Instructions to follow
Look through the material below and count the lines with the string "фильтр". Report only the count.

--- BEGIN ---

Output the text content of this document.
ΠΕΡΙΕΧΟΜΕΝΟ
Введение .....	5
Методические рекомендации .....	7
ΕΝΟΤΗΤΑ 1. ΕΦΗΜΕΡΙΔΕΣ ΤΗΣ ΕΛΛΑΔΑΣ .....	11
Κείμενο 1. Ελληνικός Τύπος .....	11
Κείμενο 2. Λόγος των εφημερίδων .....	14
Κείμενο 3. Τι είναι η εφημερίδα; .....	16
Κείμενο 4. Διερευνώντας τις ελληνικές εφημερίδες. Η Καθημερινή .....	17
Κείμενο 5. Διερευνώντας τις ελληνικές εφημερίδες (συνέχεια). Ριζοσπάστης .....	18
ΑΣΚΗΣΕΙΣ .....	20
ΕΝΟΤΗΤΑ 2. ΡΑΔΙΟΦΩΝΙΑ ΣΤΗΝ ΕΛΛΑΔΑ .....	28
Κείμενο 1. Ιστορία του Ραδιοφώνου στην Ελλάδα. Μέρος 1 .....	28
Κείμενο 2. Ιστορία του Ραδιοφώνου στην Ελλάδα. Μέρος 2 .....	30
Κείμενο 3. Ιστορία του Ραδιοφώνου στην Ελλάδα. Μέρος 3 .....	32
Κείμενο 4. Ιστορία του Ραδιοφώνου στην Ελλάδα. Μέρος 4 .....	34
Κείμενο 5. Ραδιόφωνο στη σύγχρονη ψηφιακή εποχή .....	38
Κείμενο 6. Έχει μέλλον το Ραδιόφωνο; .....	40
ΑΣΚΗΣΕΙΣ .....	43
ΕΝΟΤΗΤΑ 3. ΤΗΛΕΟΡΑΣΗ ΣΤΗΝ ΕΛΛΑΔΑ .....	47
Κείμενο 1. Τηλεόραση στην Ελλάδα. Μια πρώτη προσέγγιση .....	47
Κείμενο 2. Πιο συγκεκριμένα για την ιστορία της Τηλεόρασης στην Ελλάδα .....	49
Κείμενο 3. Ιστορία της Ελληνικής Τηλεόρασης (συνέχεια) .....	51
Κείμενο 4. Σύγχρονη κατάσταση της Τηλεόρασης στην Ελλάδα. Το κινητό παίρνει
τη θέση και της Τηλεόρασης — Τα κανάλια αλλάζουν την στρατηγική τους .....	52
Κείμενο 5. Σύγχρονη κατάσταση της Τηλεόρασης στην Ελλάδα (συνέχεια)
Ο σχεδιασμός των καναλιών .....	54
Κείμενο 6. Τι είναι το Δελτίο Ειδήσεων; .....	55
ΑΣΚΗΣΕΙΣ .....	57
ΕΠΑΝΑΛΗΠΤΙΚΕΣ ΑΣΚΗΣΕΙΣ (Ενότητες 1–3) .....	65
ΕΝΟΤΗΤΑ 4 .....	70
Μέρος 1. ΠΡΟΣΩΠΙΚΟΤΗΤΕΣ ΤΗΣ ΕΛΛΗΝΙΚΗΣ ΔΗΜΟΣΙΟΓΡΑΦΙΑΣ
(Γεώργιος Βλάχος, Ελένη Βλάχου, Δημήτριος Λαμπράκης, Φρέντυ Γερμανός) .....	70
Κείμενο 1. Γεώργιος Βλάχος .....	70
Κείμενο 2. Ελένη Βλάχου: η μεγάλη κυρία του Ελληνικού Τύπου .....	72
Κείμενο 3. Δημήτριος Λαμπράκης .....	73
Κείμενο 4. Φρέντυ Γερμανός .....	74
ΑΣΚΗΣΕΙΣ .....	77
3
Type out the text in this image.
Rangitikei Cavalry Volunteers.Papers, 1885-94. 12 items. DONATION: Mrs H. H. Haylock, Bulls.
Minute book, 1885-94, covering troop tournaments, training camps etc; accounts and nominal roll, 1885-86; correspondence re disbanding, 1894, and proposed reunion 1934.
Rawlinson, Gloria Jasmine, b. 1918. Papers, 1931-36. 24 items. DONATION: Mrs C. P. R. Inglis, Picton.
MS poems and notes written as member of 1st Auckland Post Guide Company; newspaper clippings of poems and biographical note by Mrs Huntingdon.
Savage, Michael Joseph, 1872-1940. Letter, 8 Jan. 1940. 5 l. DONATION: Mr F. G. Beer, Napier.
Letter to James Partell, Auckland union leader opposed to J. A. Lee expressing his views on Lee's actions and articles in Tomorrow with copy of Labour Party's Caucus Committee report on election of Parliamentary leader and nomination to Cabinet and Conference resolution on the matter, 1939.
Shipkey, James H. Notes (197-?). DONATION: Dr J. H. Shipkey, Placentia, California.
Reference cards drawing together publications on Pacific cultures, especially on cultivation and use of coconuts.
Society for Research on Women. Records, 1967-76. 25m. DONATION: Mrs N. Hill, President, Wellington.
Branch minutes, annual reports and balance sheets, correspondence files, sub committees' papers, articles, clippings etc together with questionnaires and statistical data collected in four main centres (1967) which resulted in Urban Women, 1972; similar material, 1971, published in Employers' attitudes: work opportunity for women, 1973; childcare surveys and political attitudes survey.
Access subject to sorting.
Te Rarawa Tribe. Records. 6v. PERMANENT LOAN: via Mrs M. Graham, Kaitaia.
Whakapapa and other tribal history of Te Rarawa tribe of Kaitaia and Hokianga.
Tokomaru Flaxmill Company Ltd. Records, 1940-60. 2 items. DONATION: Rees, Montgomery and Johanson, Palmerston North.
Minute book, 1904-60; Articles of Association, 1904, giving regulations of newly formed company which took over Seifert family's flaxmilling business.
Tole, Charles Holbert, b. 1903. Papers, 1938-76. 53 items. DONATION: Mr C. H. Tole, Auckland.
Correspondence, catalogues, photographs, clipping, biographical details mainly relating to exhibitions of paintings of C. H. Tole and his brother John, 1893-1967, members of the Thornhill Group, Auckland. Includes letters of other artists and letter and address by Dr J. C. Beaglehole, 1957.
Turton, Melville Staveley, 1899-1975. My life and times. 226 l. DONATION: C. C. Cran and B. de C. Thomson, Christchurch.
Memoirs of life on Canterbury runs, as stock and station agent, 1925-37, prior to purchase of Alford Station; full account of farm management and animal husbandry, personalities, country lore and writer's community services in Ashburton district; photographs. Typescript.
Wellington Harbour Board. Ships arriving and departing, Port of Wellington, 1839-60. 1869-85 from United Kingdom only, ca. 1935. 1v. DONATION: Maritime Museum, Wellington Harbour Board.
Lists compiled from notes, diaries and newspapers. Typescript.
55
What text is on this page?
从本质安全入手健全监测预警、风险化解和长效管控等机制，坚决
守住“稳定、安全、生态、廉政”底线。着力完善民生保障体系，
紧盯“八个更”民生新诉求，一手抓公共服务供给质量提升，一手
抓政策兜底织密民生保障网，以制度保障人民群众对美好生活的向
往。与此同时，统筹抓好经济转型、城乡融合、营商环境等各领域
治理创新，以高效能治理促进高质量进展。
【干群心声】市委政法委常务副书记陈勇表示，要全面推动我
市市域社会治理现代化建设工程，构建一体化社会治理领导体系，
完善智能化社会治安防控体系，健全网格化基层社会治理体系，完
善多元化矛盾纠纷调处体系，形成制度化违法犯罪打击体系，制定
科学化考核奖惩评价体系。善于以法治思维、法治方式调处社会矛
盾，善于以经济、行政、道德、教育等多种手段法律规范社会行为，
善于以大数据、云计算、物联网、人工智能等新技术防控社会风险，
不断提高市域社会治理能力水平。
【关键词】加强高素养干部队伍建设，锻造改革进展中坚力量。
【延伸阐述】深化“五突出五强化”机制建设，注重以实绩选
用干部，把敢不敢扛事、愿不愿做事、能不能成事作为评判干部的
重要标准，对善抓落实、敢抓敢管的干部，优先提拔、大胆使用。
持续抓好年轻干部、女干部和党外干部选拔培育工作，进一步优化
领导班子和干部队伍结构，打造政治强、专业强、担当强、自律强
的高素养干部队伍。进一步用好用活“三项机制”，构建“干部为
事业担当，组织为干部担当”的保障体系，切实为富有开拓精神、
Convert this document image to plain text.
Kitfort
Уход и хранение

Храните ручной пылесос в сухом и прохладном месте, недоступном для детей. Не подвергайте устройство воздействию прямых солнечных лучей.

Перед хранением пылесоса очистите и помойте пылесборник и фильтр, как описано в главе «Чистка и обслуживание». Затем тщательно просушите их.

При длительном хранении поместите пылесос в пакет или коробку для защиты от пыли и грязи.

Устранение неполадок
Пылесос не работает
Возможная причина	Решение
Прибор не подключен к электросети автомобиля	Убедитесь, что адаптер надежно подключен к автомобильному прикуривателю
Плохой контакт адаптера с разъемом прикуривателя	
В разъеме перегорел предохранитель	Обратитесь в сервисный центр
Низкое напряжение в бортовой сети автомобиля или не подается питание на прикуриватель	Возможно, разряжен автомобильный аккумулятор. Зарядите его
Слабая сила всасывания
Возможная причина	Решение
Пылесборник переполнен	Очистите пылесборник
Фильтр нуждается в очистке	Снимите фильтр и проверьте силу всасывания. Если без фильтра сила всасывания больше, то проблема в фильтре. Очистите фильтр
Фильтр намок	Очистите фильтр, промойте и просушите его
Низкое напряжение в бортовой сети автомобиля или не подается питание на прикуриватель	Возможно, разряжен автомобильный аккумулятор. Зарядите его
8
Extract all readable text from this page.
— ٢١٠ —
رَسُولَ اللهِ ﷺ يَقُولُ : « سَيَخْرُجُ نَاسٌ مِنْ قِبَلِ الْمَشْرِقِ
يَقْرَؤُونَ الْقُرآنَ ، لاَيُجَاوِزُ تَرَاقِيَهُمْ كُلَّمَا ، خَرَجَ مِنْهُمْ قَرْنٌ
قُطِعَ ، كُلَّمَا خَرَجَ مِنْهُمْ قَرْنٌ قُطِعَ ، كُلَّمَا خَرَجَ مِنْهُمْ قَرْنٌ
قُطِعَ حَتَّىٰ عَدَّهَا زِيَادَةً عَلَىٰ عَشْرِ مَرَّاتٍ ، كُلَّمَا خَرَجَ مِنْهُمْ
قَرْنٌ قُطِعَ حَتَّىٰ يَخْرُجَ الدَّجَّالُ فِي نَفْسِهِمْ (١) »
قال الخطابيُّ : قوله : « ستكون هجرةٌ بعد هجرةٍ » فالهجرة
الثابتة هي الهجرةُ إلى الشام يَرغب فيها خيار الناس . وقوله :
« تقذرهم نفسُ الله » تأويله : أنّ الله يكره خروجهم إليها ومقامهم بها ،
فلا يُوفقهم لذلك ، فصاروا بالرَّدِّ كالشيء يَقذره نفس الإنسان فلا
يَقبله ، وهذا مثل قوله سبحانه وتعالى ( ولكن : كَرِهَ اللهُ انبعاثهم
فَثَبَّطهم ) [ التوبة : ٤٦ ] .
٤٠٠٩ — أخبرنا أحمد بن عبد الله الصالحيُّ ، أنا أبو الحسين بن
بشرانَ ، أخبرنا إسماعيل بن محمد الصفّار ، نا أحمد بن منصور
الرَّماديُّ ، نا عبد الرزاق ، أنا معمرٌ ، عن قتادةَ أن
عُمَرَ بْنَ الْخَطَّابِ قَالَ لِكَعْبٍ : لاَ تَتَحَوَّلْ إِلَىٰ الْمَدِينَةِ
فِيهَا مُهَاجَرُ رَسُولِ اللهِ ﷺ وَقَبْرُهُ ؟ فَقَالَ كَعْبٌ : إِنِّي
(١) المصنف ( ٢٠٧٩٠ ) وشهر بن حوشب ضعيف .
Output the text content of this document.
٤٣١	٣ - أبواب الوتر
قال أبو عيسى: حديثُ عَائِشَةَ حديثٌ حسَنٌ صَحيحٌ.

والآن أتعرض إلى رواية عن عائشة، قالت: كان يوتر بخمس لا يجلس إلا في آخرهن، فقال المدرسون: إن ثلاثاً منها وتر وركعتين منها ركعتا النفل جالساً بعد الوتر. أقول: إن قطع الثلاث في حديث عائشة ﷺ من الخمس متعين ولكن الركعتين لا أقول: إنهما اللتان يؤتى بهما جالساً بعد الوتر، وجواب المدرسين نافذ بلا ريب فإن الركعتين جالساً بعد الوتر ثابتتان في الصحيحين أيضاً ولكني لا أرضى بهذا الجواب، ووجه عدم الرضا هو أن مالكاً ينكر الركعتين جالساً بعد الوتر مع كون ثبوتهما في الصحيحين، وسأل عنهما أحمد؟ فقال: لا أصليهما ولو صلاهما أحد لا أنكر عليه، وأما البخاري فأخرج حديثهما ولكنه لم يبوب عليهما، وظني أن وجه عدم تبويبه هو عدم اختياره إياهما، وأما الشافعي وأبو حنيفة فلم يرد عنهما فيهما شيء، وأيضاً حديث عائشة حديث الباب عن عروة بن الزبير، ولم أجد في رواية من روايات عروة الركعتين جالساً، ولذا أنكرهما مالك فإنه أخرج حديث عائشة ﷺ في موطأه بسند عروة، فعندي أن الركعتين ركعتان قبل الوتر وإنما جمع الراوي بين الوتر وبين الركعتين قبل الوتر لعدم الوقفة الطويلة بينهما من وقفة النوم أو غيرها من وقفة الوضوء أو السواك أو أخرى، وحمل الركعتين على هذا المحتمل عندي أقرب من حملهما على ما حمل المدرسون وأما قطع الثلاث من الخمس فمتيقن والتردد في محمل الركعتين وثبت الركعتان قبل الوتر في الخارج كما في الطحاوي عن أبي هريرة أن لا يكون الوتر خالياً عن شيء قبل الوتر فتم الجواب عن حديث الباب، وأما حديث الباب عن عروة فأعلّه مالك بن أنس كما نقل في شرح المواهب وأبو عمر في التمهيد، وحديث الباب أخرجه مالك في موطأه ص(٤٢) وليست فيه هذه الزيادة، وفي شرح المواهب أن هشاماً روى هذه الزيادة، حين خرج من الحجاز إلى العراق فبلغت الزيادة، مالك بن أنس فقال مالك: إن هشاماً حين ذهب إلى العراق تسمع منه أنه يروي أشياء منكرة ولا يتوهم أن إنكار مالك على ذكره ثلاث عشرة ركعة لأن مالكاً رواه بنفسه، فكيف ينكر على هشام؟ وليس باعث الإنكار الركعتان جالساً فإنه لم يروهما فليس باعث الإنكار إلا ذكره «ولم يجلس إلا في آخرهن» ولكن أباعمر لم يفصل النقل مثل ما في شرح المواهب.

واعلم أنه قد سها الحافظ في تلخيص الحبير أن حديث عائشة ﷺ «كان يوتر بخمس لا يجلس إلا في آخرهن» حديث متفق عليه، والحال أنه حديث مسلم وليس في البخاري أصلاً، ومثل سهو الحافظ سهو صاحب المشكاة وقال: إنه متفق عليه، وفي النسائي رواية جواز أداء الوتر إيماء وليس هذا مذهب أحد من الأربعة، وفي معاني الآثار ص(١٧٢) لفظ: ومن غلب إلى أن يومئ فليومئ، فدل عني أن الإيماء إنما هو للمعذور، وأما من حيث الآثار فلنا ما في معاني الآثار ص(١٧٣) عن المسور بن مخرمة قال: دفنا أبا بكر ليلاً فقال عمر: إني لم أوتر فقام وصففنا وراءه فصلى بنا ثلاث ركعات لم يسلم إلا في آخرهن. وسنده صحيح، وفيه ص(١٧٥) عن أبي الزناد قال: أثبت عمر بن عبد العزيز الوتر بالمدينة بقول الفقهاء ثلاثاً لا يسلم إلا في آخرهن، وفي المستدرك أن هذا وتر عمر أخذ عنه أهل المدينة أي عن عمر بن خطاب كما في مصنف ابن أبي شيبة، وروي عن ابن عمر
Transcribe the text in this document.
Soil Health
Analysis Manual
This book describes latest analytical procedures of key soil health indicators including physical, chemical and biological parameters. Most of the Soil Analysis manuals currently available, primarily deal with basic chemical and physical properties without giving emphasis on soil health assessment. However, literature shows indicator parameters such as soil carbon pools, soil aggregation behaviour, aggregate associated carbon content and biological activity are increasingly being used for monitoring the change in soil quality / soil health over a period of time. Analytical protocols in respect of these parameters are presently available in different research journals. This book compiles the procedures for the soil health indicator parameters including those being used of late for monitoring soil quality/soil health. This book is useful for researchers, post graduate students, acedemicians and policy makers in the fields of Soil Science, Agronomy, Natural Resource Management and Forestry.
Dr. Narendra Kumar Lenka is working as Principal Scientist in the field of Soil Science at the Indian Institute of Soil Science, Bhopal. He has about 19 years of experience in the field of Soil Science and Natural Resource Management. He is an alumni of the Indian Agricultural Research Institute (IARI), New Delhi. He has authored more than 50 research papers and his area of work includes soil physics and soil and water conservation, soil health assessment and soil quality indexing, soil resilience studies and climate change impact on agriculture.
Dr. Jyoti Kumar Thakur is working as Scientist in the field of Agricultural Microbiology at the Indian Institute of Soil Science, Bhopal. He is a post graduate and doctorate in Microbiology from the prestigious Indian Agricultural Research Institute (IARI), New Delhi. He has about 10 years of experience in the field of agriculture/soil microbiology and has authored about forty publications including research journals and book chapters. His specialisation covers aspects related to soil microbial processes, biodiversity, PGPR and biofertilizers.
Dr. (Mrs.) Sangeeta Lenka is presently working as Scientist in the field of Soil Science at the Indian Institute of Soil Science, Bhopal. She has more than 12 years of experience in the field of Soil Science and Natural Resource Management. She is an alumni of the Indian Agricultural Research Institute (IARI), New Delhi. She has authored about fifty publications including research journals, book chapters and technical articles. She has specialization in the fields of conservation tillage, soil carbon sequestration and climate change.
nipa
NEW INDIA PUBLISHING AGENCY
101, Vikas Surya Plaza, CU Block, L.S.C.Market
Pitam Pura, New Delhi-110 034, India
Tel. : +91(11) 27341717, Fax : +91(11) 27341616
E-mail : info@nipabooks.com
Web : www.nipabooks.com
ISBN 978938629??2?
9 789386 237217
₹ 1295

--- END ---

Answer to the task
3